WHAT YOU SHOULD DO => Update the data from the line that contains "Circle shape: [496, 83, 511, 91]" through the line that contains "FancyBboxPatch shape: [350, 139, 360, 143]", changing each "Polygon" to "Shape" and leaving everything else unchanged. Give back only those lines.

EXERCISE DATA =>
⟨

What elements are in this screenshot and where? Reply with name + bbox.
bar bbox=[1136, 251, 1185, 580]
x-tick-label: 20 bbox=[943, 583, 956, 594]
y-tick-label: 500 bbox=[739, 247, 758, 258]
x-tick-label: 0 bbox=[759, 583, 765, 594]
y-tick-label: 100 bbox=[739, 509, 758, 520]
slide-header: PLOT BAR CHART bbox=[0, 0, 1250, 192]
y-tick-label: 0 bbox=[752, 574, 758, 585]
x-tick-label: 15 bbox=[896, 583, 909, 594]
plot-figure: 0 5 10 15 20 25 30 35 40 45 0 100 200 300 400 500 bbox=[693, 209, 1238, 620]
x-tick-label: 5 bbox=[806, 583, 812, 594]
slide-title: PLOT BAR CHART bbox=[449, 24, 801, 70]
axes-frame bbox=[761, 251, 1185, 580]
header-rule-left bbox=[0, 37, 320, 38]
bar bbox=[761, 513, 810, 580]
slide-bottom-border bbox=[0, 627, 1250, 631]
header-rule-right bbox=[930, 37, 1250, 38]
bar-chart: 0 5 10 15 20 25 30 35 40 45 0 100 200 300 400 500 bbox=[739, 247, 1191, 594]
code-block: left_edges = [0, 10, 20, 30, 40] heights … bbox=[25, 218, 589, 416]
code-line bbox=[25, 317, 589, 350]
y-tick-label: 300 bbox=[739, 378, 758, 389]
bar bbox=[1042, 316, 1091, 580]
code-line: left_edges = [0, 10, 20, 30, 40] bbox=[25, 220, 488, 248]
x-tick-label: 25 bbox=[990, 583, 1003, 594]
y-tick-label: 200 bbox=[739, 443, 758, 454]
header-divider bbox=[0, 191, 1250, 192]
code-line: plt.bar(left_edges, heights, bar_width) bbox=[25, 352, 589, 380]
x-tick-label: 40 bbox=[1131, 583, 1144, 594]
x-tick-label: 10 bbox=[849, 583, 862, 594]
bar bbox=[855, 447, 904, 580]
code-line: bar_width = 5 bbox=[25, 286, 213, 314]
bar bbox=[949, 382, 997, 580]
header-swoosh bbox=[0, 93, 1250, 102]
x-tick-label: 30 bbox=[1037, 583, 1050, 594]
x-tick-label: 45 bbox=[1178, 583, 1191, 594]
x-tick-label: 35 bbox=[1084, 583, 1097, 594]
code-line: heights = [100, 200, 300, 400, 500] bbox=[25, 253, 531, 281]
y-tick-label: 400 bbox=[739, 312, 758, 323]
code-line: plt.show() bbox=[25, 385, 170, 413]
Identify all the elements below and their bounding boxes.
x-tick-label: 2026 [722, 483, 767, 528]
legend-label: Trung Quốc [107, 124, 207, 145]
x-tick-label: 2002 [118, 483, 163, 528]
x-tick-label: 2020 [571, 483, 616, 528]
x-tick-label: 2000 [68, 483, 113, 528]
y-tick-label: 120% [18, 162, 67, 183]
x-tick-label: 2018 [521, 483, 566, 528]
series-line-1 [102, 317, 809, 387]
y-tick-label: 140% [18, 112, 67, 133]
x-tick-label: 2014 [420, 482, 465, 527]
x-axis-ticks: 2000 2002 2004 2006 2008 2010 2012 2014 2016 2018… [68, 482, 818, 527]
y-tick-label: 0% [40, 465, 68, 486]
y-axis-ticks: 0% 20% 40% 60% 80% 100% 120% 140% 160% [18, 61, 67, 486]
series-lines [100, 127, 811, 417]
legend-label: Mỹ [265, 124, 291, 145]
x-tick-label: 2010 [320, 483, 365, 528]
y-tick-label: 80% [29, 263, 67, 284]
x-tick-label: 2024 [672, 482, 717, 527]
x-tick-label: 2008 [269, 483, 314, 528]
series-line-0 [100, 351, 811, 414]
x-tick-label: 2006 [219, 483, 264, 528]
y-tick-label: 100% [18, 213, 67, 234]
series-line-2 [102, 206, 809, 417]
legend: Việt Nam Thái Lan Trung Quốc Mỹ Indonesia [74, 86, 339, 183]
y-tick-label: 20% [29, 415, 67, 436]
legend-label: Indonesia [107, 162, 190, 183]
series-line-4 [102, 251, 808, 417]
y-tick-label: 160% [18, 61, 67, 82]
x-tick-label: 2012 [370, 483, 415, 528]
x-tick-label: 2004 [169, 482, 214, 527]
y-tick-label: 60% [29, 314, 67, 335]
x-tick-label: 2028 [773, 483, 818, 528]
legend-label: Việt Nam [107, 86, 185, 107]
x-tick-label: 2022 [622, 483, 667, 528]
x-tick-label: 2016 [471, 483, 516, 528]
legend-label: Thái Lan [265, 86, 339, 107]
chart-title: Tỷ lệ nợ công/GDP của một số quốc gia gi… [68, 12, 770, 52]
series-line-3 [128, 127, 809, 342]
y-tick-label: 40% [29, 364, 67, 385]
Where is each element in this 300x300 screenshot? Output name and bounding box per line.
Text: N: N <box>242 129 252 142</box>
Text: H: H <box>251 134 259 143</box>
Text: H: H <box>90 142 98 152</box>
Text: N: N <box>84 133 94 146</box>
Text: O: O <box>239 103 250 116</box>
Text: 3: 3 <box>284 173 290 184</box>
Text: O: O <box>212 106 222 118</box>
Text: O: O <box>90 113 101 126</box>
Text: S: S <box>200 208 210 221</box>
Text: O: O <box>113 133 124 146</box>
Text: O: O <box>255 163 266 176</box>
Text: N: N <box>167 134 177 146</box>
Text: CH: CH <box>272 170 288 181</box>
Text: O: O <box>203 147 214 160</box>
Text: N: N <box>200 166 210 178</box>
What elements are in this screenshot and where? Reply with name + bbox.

⟩
⟨

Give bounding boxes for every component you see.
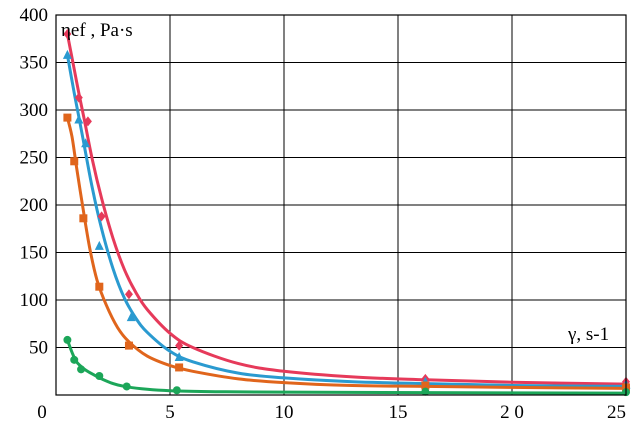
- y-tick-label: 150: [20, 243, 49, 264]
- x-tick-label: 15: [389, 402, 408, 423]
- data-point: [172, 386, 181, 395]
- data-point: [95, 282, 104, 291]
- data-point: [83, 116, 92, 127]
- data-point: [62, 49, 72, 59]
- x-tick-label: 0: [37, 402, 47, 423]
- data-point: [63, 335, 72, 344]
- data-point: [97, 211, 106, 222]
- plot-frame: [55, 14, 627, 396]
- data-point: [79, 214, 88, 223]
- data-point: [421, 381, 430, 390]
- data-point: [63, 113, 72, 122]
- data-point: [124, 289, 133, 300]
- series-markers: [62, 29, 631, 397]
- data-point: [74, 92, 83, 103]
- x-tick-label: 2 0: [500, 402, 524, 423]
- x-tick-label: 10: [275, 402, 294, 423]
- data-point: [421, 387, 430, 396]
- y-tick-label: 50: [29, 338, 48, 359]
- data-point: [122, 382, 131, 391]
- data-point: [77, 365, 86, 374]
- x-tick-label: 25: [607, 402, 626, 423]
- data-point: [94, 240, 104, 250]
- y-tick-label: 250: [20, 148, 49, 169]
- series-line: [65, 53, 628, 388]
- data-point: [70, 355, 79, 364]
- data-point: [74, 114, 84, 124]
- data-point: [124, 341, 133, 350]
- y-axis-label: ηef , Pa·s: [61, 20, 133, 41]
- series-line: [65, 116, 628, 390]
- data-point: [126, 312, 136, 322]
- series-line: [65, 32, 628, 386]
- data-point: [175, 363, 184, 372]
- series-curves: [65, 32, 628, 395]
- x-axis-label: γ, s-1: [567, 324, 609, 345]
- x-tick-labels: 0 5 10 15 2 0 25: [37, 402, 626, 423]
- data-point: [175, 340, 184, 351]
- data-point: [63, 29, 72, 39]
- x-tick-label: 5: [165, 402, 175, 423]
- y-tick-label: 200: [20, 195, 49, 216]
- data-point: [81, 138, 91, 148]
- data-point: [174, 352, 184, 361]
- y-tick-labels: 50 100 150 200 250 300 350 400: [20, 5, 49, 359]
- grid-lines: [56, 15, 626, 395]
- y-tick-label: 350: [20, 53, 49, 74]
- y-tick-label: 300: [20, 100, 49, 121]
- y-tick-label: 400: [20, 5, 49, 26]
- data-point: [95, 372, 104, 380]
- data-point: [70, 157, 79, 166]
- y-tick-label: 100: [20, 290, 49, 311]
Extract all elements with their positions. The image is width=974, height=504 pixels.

⟩
⟨

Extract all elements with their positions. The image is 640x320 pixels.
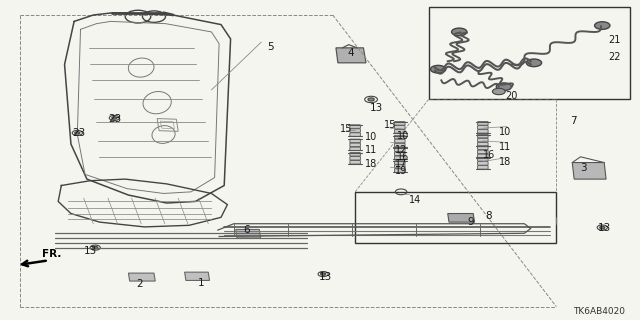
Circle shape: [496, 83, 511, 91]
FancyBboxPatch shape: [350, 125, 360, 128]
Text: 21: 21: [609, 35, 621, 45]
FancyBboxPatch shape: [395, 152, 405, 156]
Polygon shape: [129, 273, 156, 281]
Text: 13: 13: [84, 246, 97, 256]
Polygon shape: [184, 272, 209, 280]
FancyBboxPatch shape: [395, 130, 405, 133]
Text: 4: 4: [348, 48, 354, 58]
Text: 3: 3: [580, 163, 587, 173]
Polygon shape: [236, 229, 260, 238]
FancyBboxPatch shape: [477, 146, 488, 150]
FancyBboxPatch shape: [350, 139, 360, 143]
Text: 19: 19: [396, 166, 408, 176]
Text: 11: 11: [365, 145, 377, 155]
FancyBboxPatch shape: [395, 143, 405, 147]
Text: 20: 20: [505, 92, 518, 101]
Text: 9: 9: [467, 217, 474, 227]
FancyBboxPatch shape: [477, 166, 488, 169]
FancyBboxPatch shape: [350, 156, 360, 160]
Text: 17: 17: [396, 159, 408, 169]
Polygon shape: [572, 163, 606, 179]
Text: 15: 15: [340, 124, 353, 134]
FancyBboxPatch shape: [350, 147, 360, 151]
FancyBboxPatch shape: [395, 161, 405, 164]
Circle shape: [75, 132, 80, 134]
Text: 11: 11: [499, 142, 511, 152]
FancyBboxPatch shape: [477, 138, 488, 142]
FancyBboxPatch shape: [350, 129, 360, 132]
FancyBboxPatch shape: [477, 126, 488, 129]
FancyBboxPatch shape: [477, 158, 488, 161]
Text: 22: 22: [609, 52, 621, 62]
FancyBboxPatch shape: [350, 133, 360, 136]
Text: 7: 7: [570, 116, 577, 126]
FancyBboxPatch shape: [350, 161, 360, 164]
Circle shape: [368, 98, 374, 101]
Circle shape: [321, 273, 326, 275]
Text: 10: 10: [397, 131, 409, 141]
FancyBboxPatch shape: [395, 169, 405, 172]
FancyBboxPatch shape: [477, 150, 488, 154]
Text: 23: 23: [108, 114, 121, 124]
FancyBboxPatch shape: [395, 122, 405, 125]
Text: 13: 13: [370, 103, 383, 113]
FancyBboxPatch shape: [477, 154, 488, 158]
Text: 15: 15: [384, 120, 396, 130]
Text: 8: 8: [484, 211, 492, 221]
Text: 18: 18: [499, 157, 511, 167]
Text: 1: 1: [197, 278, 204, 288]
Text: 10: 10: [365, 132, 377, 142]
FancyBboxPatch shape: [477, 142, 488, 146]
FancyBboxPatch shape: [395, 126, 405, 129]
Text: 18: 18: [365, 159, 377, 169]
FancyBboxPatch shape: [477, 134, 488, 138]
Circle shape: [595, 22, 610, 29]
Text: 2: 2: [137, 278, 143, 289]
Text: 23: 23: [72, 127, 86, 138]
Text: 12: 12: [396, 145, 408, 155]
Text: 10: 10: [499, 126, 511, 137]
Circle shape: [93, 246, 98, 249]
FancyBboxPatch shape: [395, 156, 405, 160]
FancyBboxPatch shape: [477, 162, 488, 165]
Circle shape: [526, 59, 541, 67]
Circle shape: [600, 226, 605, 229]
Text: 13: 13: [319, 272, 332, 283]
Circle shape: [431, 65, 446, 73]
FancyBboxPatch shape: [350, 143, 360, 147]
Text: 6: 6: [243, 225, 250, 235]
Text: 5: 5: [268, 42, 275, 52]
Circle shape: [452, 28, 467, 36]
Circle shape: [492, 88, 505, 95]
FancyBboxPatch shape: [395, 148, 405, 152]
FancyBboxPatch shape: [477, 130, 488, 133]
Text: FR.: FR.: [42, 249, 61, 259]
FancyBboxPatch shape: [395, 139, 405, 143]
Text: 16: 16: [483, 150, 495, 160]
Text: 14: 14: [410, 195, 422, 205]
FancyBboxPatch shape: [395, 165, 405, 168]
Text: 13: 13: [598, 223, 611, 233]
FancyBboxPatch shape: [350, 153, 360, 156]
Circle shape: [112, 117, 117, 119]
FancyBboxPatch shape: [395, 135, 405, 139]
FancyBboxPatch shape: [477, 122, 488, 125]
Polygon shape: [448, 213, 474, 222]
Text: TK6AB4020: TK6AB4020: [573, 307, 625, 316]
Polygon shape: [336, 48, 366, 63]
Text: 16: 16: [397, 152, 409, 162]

⟩

EXPECTED ANSWER =>
Circle shape: [496, 83, 511, 91]
FancyBboxPatch shape: [350, 125, 360, 128]
Text: 21: 21: [609, 35, 621, 45]
FancyBboxPatch shape: [395, 152, 405, 156]
Shape shape: [129, 273, 156, 281]
Text: 13: 13: [84, 246, 97, 256]
Shape shape: [184, 272, 209, 280]
FancyBboxPatch shape: [395, 130, 405, 133]
Text: 4: 4: [348, 48, 354, 58]
Text: 3: 3: [580, 163, 587, 173]
Shape shape: [236, 229, 260, 238]
FancyBboxPatch shape: [477, 146, 488, 150]
FancyBboxPatch shape: [350, 139, 360, 143]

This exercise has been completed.